Extracted data entries
»»

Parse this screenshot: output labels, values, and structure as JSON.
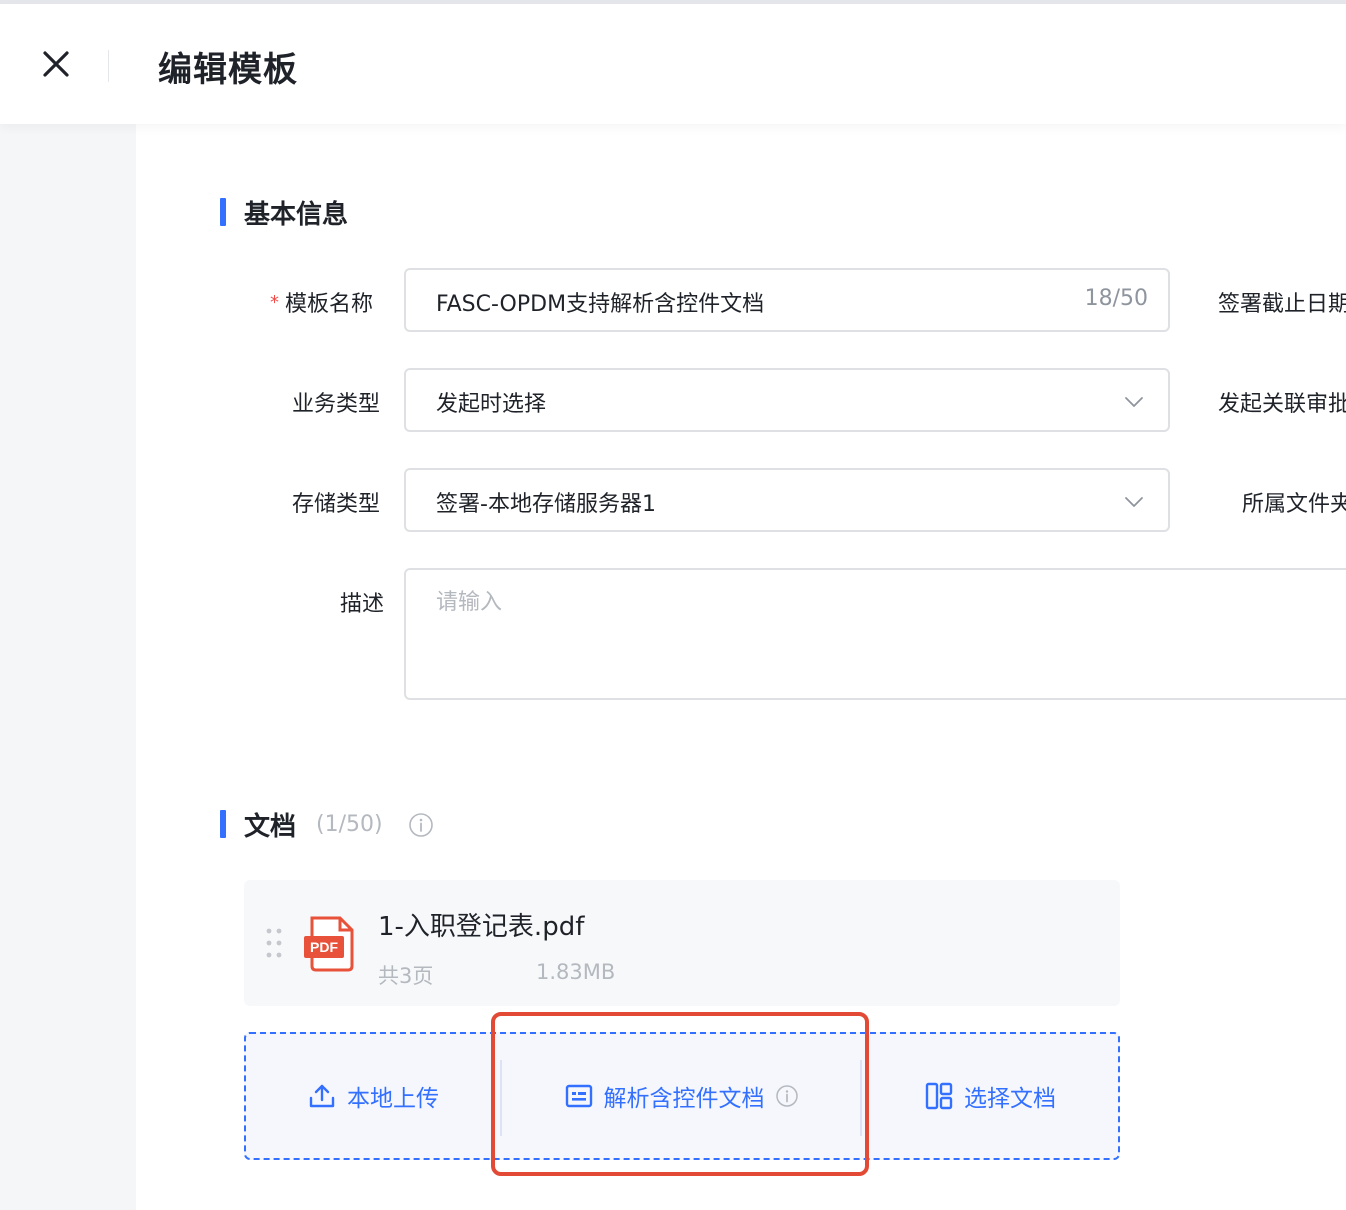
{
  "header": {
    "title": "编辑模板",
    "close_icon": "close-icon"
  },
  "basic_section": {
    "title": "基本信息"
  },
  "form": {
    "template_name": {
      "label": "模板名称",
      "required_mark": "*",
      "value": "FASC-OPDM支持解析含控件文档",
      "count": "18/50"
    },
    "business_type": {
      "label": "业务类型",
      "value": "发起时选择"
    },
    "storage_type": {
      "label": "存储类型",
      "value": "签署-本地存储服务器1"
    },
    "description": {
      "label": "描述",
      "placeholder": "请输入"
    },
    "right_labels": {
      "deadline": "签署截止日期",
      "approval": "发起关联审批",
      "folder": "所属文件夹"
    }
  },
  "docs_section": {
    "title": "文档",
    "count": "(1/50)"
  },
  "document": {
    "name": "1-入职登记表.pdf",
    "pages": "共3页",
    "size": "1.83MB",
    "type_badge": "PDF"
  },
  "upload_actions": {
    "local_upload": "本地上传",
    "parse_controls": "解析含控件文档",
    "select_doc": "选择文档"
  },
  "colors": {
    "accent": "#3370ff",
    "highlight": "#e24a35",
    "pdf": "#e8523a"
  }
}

««
»»

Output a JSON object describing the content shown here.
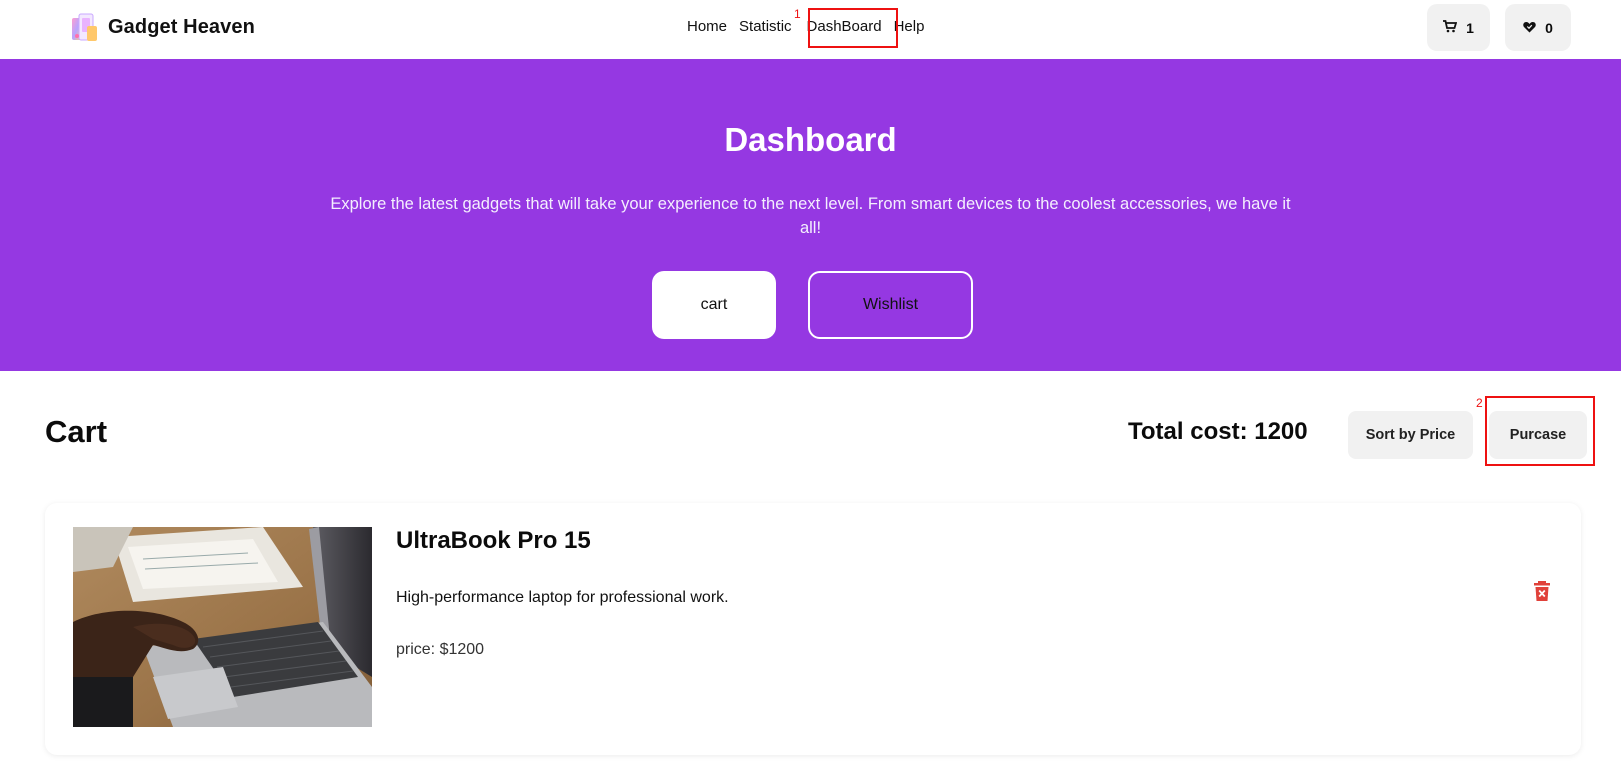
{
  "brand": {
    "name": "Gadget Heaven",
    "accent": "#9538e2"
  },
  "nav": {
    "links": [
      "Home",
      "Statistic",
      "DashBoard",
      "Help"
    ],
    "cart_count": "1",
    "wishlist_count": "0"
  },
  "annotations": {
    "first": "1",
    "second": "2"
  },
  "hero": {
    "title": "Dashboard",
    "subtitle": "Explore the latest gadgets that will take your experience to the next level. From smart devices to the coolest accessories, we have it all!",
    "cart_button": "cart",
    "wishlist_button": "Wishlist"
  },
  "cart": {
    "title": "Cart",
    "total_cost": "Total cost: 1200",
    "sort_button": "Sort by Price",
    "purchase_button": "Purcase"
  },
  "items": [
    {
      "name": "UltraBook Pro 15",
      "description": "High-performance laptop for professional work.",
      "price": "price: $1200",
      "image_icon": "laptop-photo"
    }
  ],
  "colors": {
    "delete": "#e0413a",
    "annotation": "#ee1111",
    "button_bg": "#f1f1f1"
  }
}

««

Gather up every line from the listing above in which the word "laptop" occurs.

## Final result
      "description": "High-performance laptop for professional work.",
      "image_icon": "laptop-photo"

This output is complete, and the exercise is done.